[start of RECORDED DATA]
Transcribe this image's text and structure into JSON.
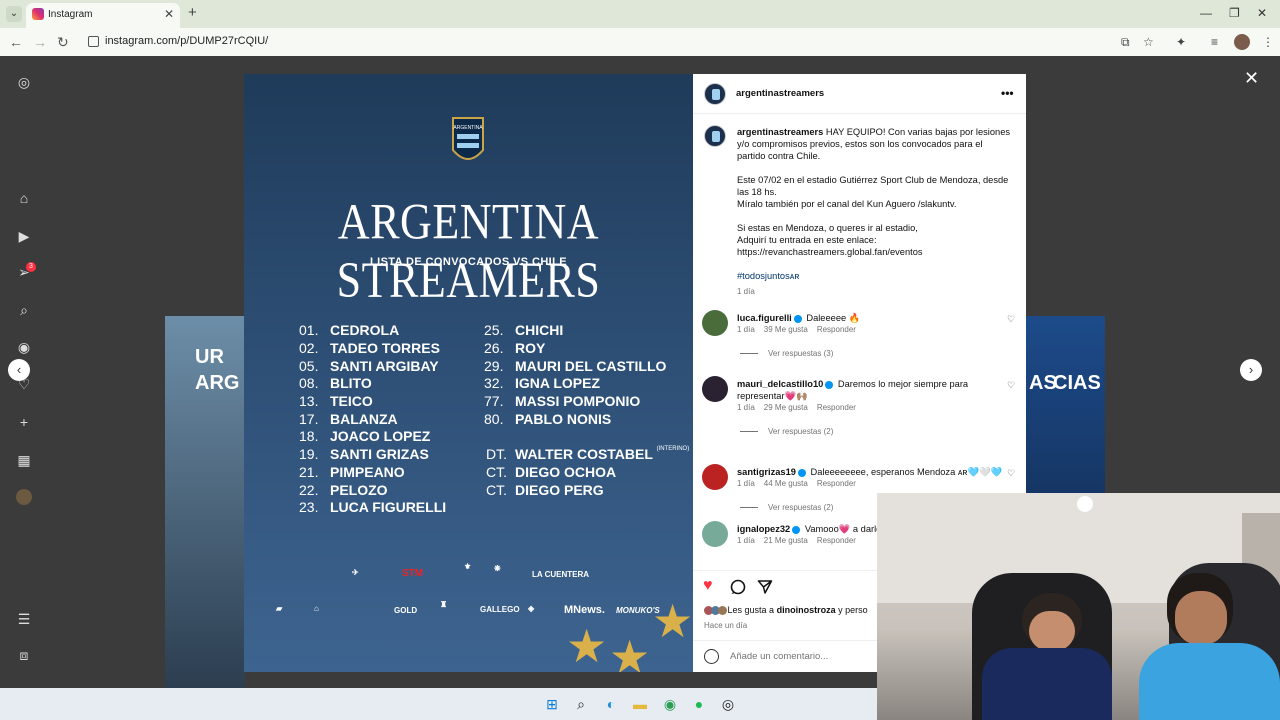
{
  "browser": {
    "tab_title": "Instagram",
    "url": "instagram.com/p/DUMP27rCQIU/"
  },
  "post": {
    "poster": {
      "title": "ARGENTINA STREAMERS",
      "subtitle": "LISTA DE CONVOCADOS VS CHILE",
      "left_list": [
        {
          "num": "01.",
          "name": "CEDROLA"
        },
        {
          "num": "02.",
          "name": "TADEO TORRES"
        },
        {
          "num": "05.",
          "name": "SANTI ARGIBAY"
        },
        {
          "num": "08.",
          "name": "BLITO"
        },
        {
          "num": "13.",
          "name": "TEICO"
        },
        {
          "num": "17.",
          "name": "BALANZA"
        },
        {
          "num": "18.",
          "name": "JOACO LOPEZ"
        },
        {
          "num": "19.",
          "name": "SANTI GRIZAS"
        },
        {
          "num": "21.",
          "name": "PIMPEANO"
        },
        {
          "num": "22.",
          "name": "PELOZO"
        },
        {
          "num": "23.",
          "name": "LUCA FIGURELLI"
        }
      ],
      "right_list": [
        {
          "num": "25.",
          "name": "CHICHI"
        },
        {
          "num": "26.",
          "name": "ROY"
        },
        {
          "num": "29.",
          "name": "MAURI DEL CASTILLO"
        },
        {
          "num": "32.",
          "name": "IGNA LOPEZ"
        },
        {
          "num": "77.",
          "name": "MASSI POMPONIO"
        },
        {
          "num": "80.",
          "name": "PABLO NONIS"
        }
      ],
      "staff": [
        {
          "role": "DT.",
          "name": "WALTER COSTABEL",
          "note": "(INTERINO)"
        },
        {
          "role": "CT.",
          "name": "DIEGO OCHOA",
          "note": ""
        },
        {
          "role": "CT.",
          "name": "DIEGO PERG",
          "note": ""
        }
      ],
      "sponsors": {
        "stm": "STM",
        "la_cuentera": "LA CUENTERA",
        "gold": "GOLD",
        "gallego": "GALLEGO",
        "mnews": "MNews.",
        "monuko": "MONUKO'S"
      }
    },
    "account": "argentinastreamers",
    "caption": {
      "p1": "HAY EQUIPO! Con varias bajas por lesiones y/o compromisos previos, estos son los convocados para el partido contra Chile.",
      "p2a": "Este 07/02 en el estadio Gutiérrez Sport Club de Mendoza, desde las 18 hs.",
      "p2b": "Míralo también por el canal del Kun Aguero /slakuntv.",
      "p3a": "Si estas en Mendoza, o queres ir al estadio,",
      "p3b": "Adquirí tu entrada en este enlace:",
      "p3c": "https://revanchastreamers.global.fan/eventos",
      "hashtag": "#todosjuntosᴀʀ",
      "time": "1 día"
    },
    "comments": [
      {
        "user": "luca.figurelli",
        "text": "Daleeeee 🔥",
        "time": "1 día",
        "likes": "39 Me gusta",
        "reply": "Responder",
        "replies": "Ver respuestas (3)"
      },
      {
        "user": "mauri_delcastillo10",
        "text": "Daremos lo mejor siempre para representar💗🙌🏽",
        "time": "1 día",
        "likes": "29 Me gusta",
        "reply": "Responder",
        "replies": "Ver respuestas (2)"
      },
      {
        "user": "santigrizas19",
        "text": "Daleeeeeeee, esperanos Mendoza ᴀʀ🩵🤍🩵",
        "time": "1 día",
        "likes": "44 Me gusta",
        "reply": "Responder",
        "replies": "Ver respuestas (2)"
      },
      {
        "user": "ignalopez32",
        "text": "Vamooo💗 a darlo",
        "time": "1 día",
        "likes": "21 Me gusta",
        "reply": "Responder",
        "replies": ""
      }
    ],
    "likes_prefix": "Les gusta a",
    "likes_user": "dinoinostroza",
    "likes_suffix": "y perso",
    "ago": "Hace un día",
    "add_comment_placeholder": "Añade un comentario...",
    "notification_count": "3"
  },
  "background": {
    "left_card_text": "UR\nARG",
    "right_card_text": "AS\nCIAS"
  },
  "colors": {
    "ig_red": "#ff3040",
    "link_blue": "#00376b",
    "verified": "#0095f6"
  }
}
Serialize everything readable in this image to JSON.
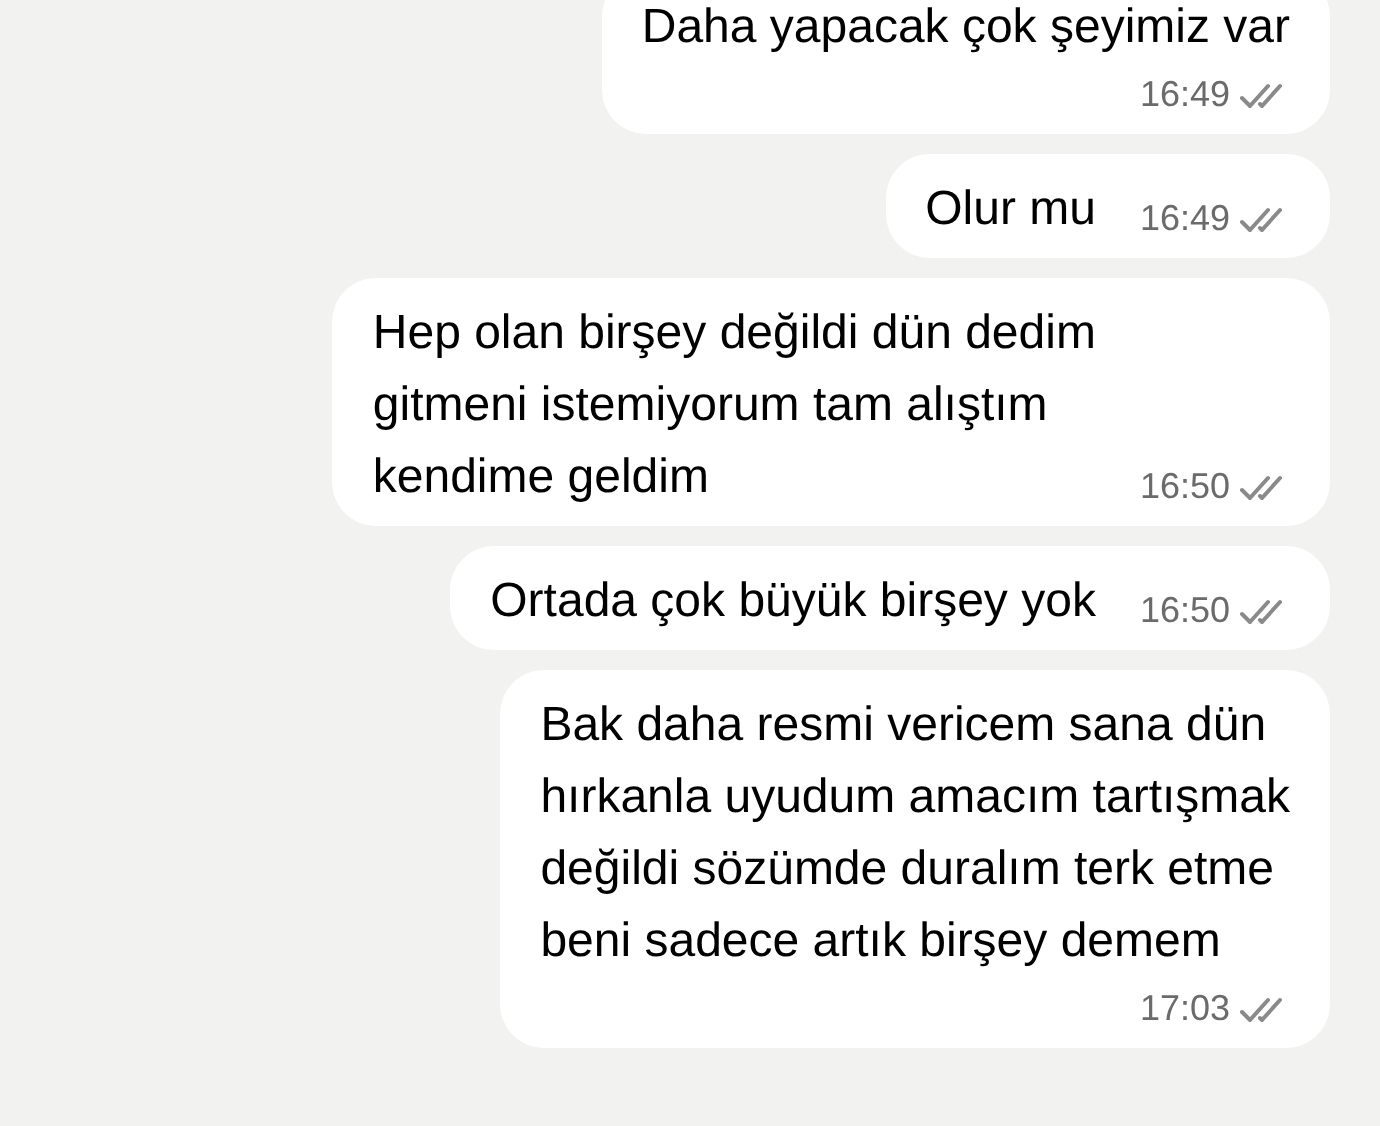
{
  "messages": [
    {
      "kind": "stacked",
      "text": "Daha yapacak çok şeyimiz var",
      "time": "16:49",
      "read": false
    },
    {
      "kind": "inline",
      "text": "Olur mu",
      "time": "16:49",
      "read": false
    },
    {
      "kind": "inline",
      "text": "Hep olan birşey değildi dün dedim\ngitmeni istemiyorum tam alıştım\nkendime geldim",
      "time": "16:50",
      "read": false
    },
    {
      "kind": "inline",
      "text": "Ortada çok büyük birşey yok",
      "time": "16:50",
      "read": false
    },
    {
      "kind": "stacked",
      "text": "Bak daha resmi vericem sana dün\nhırkanla uyudum amacım tartışmak\ndeğildi sözümde duralım terk etme\nbeni sadece artık birşey demem",
      "time": "17:03",
      "read": false
    }
  ]
}
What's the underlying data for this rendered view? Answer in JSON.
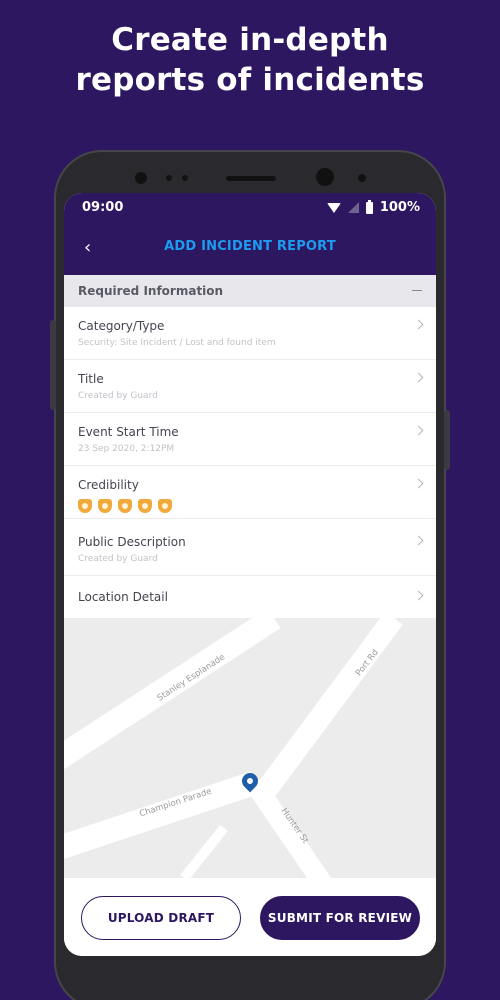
{
  "headline": {
    "line1": "Create in-depth",
    "line2": "reports of incidents"
  },
  "status_bar": {
    "time": "09:00",
    "battery": "100%"
  },
  "app_bar": {
    "back_icon": "chevron-left-icon",
    "title": "ADD INCIDENT REPORT"
  },
  "section": {
    "label": "Required Information"
  },
  "fields": [
    {
      "title": "Category/Type",
      "value": "Security: Site Incident / Lost and found item"
    },
    {
      "title": "Title",
      "value": "Created by Guard"
    },
    {
      "title": "Event Start Time",
      "value": "23 Sep 2020, 2:12PM"
    },
    {
      "title": "Credibility",
      "rating": 5,
      "rating_max": 5
    },
    {
      "title": "Public Description",
      "value": "Created by Guard"
    },
    {
      "title": "Location Detail"
    }
  ],
  "map": {
    "streets": [
      "Stanley Esplanade",
      "Port Rd",
      "Champion Parade",
      "Hunter St"
    ],
    "pin_color": "#1f5fa8"
  },
  "actions": {
    "upload_draft": "UPLOAD DRAFT",
    "submit": "SUBMIT FOR REVIEW"
  },
  "colors": {
    "primary": "#2c1760",
    "accent": "#1d9bf0",
    "badge": "#f2a93b"
  }
}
[end of RECORDED DATA]
AIM OF THE TASK
Transcribe every entry word for word, but omit the pictures.

PROBLEM SOLUTION
Transcribe this image's text and structure into JSON.
{
  "browser": {
    "tab_title": "Instagram",
    "url": "instagram.com/p/DUMP27rCQIU/"
  },
  "post": {
    "poster": {
      "title": "ARGENTINA STREAMERS",
      "subtitle": "LISTA DE CONVOCADOS VS CHILE",
      "left_list": [
        {
          "num": "01.",
          "name": "CEDROLA"
        },
        {
          "num": "02.",
          "name": "TADEO TORRES"
        },
        {
          "num": "05.",
          "name": "SANTI ARGIBAY"
        },
        {
          "num": "08.",
          "name": "BLITO"
        },
        {
          "num": "13.",
          "name": "TEICO"
        },
        {
          "num": "17.",
          "name": "BALANZA"
        },
        {
          "num": "18.",
          "name": "JOACO LOPEZ"
        },
        {
          "num": "19.",
          "name": "SANTI GRIZAS"
        },
        {
          "num": "21.",
          "name": "PIMPEANO"
        },
        {
          "num": "22.",
          "name": "PELOZO"
        },
        {
          "num": "23.",
          "name": "LUCA FIGURELLI"
        }
      ],
      "right_list": [
        {
          "num": "25.",
          "name": "CHICHI"
        },
        {
          "num": "26.",
          "name": "ROY"
        },
        {
          "num": "29.",
          "name": "MAURI DEL CASTILLO"
        },
        {
          "num": "32.",
          "name": "IGNA LOPEZ"
        },
        {
          "num": "77.",
          "name": "MASSI POMPONIO"
        },
        {
          "num": "80.",
          "name": "PABLO NONIS"
        }
      ],
      "staff": [
        {
          "role": "DT.",
          "name": "WALTER COSTABEL",
          "note": "(INTERINO)"
        },
        {
          "role": "CT.",
          "name": "DIEGO OCHOA",
          "note": ""
        },
        {
          "role": "CT.",
          "name": "DIEGO PERG",
          "note": ""
        }
      ],
      "sponsors": {
        "stm": "STM",
        "la_cuentera": "LA CUENTERA",
        "gold": "GOLD",
        "gallego": "GALLEGO",
        "mnews": "MNews.",
        "monuko": "MONUKO'S"
      }
    },
    "account": "argentinastreamers",
    "caption": {
      "p1": "HAY EQUIPO! Con varias bajas por lesiones y/o compromisos previos, estos son los convocados para el partido contra Chile.",
      "p2a": "Este 07/02 en el estadio Gutiérrez Sport Club de Mendoza, desde las 18 hs.",
      "p2b": "Míralo también por el canal del Kun Aguero /slakuntv.",
      "p3a": "Si estas en Mendoza, o queres ir al estadio,",
      "p3b": "Adquirí tu entrada en este enlace:",
      "p3c": "https://revanchastreamers.global.fan/eventos",
      "hashtag": "#todosjuntosᴀʀ",
      "time": "1 día"
    },
    "comments": [
      {
        "user": "luca.figurelli",
        "text": "Daleeeee 🔥",
        "time": "1 día",
        "likes": "39 Me gusta",
        "reply": "Responder",
        "replies": "Ver respuestas (3)"
      },
      {
        "user": "mauri_delcastillo10",
        "text": "Daremos lo mejor siempre para representar💗🙌🏽",
        "time": "1 día",
        "likes": "29 Me gusta",
        "reply": "Responder",
        "replies": "Ver respuestas (2)"
      },
      {
        "user": "santigrizas19",
        "text": "Daleeeeeeee, esperanos Mendoza ᴀʀ🩵🤍🩵",
        "time": "1 día",
        "likes": "44 Me gusta",
        "reply": "Responder",
        "replies": "Ver respuestas (2)"
      },
      {
        "user": "ignalopez32",
        "text": "Vamooo💗 a darlo",
        "time": "1 día",
        "likes": "21 Me gusta",
        "reply": "Responder",
        "replies": ""
      }
    ],
    "likes_prefix": "Les gusta a",
    "likes_user": "dinoinostroza",
    "likes_suffix": "y perso",
    "ago": "Hace un día",
    "add_comment_placeholder": "Añade un comentario...",
    "notification_count": "3"
  },
  "background": {
    "left_card_text": "UR\nARG",
    "right_card_text": "AS\nCIAS"
  },
  "colors": {
    "ig_red": "#ff3040",
    "link_blue": "#00376b",
    "verified": "#0095f6"
  }
}
Serialize everything readable in this image to JSON.
{
  "messages": [
    {
      "kind": "stacked",
      "text": "Daha yapacak çok şeyimiz var",
      "time": "16:49",
      "read": false
    },
    {
      "kind": "inline",
      "text": "Olur mu",
      "time": "16:49",
      "read": false
    },
    {
      "kind": "inline",
      "text": "Hep olan birşey değildi dün dedim\ngitmeni istemiyorum tam alıştım\nkendime geldim",
      "time": "16:50",
      "read": false
    },
    {
      "kind": "inline",
      "text": "Ortada çok büyük birşey yok",
      "time": "16:50",
      "read": false
    },
    {
      "kind": "stacked",
      "text": "Bak daha resmi vericem sana dün\nhırkanla uyudum amacım tartışmak\ndeğildi sözümde duralım terk etme\nbeni sadece artık birşey demem",
      "time": "17:03",
      "read": false
    }
  ]
}
What's the underlying data for this rendered view? Answer in JSON.
{
  "headline": {
    "line1": "Create in-depth",
    "line2": "reports of incidents"
  },
  "status_bar": {
    "time": "09:00",
    "battery": "100%"
  },
  "app_bar": {
    "back_icon": "chevron-left-icon",
    "title": "ADD INCIDENT REPORT"
  },
  "section": {
    "label": "Required Information"
  },
  "fields": [
    {
      "title": "Category/Type",
      "value": "Security: Site Incident / Lost and found item"
    },
    {
      "title": "Title",
      "value": "Created by Guard"
    },
    {
      "title": "Event Start Time",
      "value": "23 Sep 2020, 2:12PM"
    },
    {
      "title": "Credibility",
      "rating": 5,
      "rating_max": 5
    },
    {
      "title": "Public Description",
      "value": "Created by Guard"
    },
    {
      "title": "Location Detail"
    }
  ],
  "map": {
    "streets": [
      "Stanley Esplanade",
      "Port Rd",
      "Champion Parade",
      "Hunter St"
    ],
    "pin_color": "#1f5fa8"
  },
  "actions": {
    "upload_draft": "UPLOAD DRAFT",
    "submit": "SUBMIT FOR REVIEW"
  },
  "colors": {
    "primary": "#2c1760",
    "accent": "#1d9bf0",
    "badge": "#f2a93b"
  }
}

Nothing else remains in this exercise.